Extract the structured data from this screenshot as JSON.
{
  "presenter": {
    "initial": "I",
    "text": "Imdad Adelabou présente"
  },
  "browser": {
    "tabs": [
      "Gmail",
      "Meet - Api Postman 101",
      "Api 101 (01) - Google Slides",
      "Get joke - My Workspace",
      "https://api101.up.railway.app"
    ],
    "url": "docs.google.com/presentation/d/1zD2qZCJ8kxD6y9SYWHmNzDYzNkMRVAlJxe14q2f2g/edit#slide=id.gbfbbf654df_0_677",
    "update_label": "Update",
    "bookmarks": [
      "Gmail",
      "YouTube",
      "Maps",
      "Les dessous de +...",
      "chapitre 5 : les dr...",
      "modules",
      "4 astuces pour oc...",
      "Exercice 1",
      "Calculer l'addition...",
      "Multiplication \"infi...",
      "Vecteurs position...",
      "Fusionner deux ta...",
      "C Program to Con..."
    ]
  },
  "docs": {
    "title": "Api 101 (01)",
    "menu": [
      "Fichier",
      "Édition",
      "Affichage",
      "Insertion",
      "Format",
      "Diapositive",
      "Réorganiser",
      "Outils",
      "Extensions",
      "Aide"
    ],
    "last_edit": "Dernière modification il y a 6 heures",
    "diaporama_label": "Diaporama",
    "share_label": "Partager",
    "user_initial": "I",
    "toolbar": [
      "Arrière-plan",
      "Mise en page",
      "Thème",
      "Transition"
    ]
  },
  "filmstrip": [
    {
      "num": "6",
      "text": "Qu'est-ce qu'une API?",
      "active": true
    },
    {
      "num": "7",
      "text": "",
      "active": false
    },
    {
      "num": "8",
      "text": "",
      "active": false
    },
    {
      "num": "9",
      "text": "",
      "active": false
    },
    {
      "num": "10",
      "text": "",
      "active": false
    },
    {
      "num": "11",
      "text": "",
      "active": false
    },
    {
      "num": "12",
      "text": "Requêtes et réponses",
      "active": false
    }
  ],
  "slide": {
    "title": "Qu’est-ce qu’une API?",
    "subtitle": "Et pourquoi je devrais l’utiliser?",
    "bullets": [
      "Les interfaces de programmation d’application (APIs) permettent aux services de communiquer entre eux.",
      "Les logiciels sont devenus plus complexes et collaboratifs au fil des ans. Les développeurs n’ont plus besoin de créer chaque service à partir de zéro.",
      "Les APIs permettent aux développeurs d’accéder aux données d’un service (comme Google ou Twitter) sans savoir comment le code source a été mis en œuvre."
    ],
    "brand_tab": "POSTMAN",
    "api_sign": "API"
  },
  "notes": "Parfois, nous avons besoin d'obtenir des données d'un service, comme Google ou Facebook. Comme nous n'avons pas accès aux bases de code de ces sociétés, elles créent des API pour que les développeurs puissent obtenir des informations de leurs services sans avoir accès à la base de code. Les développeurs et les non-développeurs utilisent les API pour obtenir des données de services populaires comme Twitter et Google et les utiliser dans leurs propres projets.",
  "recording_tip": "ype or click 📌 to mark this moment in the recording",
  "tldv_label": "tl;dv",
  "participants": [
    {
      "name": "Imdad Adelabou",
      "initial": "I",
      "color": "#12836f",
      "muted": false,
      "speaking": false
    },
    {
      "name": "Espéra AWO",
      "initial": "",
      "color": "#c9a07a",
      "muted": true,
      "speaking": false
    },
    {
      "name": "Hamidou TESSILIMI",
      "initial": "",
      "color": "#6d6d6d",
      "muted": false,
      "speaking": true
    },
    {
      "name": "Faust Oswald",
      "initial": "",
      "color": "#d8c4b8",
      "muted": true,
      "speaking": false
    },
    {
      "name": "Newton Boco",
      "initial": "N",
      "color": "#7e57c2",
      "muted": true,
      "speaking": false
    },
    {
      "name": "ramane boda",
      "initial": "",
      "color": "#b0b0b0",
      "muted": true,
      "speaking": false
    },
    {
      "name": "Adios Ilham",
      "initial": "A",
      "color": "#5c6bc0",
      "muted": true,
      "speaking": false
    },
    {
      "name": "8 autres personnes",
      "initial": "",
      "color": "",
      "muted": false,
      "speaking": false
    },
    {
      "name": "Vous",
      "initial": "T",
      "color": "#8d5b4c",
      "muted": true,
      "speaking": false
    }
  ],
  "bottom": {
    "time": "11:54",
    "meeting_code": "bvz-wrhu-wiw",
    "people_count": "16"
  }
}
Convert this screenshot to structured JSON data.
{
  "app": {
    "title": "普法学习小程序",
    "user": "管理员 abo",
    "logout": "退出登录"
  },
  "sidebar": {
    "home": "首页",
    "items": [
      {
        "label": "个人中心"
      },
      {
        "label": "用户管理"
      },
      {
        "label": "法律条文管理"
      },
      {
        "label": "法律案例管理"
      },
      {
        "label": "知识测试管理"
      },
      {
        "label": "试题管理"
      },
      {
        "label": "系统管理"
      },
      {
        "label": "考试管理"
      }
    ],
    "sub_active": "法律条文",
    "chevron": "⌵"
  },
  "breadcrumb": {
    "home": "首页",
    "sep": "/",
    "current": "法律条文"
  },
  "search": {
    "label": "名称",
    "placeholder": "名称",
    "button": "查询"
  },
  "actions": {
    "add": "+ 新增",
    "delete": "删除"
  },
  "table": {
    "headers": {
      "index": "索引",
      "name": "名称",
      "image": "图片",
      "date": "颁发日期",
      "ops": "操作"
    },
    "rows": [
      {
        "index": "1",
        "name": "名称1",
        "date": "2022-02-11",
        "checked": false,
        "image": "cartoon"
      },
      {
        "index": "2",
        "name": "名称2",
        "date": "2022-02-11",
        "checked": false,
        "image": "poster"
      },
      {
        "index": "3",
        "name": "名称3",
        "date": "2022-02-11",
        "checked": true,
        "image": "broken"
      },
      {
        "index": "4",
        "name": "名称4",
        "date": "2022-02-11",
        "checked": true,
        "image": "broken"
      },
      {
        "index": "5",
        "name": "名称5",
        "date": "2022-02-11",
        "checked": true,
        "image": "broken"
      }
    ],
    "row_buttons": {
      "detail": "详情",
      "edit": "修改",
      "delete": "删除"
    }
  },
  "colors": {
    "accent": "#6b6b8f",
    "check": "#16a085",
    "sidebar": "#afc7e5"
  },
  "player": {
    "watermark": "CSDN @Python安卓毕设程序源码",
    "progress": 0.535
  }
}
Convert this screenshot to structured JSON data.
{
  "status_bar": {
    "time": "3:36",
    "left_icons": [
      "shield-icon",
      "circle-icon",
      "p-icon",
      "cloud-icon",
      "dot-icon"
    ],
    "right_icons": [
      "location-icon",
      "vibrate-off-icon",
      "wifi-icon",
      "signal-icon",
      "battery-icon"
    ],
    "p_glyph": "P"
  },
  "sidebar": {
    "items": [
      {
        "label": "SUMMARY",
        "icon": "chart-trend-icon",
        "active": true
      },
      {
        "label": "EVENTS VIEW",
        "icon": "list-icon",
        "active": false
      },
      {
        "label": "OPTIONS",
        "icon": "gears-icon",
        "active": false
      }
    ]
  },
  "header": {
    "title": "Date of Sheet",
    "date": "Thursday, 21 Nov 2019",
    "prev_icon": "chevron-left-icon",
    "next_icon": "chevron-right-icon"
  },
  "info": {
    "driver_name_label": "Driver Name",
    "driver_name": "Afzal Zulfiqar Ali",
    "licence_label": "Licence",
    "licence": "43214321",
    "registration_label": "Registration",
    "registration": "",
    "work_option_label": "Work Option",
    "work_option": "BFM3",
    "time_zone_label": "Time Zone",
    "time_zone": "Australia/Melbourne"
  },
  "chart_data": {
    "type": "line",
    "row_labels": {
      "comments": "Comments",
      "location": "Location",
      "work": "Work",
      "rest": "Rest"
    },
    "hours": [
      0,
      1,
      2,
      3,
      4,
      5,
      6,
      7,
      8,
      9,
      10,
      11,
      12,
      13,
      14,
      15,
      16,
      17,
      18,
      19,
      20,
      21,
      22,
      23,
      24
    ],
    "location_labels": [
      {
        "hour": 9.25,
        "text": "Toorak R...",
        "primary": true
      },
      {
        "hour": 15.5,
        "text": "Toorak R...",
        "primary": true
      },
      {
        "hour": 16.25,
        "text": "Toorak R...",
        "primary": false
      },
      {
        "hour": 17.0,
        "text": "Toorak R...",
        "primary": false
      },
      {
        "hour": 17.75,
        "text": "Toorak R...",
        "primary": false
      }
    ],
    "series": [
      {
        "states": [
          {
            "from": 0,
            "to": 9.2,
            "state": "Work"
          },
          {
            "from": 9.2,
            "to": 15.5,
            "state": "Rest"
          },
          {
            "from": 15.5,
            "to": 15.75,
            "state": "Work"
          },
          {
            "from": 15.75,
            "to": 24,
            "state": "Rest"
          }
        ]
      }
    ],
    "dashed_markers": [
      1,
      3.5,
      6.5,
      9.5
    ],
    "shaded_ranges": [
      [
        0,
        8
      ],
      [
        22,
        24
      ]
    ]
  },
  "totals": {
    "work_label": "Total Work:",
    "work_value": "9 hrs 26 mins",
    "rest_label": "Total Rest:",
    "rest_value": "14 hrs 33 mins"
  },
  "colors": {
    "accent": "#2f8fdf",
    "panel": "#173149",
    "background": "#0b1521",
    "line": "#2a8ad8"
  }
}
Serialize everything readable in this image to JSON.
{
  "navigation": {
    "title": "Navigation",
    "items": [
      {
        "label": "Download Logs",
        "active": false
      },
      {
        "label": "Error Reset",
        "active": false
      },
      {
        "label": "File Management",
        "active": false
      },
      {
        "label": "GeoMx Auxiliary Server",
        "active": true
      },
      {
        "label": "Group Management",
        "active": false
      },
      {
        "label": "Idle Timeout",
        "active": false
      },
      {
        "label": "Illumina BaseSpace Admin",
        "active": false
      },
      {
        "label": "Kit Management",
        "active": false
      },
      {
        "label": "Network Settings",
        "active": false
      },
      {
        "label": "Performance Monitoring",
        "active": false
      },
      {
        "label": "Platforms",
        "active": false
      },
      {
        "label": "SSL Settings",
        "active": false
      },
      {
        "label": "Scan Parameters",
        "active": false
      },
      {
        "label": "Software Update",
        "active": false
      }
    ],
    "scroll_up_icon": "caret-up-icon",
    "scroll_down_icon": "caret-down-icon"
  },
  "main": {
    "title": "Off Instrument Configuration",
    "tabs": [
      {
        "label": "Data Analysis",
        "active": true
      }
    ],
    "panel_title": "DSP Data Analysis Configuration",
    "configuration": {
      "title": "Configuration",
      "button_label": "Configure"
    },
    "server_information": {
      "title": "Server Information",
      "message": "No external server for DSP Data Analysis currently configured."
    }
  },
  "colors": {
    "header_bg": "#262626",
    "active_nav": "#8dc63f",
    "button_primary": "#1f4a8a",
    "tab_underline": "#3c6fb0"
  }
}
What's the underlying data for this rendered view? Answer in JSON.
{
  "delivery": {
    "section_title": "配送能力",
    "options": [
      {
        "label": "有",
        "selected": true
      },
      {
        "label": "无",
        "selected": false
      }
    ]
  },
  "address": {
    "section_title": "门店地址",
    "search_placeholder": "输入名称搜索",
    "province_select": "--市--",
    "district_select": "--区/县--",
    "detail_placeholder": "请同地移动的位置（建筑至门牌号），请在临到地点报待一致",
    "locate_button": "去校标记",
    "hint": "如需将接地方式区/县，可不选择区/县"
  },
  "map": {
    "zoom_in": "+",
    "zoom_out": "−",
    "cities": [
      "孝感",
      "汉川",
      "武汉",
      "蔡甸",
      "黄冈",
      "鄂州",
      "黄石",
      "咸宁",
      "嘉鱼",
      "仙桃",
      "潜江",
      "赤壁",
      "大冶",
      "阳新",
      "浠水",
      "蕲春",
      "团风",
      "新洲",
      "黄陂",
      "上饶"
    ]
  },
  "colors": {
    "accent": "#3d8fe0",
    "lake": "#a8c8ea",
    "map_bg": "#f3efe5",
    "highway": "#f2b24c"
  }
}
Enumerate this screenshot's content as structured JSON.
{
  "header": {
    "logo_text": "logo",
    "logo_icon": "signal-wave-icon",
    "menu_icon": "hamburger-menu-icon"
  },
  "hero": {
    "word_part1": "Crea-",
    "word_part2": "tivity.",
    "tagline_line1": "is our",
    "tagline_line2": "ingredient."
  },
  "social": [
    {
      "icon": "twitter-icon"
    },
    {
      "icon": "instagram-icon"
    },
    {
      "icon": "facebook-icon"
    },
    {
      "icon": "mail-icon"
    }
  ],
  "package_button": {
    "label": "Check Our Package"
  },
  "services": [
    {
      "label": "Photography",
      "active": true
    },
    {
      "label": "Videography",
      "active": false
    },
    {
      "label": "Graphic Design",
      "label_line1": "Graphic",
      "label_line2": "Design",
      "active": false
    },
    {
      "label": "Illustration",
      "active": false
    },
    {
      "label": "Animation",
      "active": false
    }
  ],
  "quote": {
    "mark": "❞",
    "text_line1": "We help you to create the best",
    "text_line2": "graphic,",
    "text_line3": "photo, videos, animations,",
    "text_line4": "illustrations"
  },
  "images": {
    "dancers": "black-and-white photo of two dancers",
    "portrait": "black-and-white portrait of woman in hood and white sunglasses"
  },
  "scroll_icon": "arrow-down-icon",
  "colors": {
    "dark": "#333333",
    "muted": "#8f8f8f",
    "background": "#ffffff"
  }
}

-*-

**Written exercise:** Show every line that contains the word "caret".

**Task answer:**
    "scroll_up_icon": "caret-up-icon",
    "scroll_down_icon": "caret-down-icon"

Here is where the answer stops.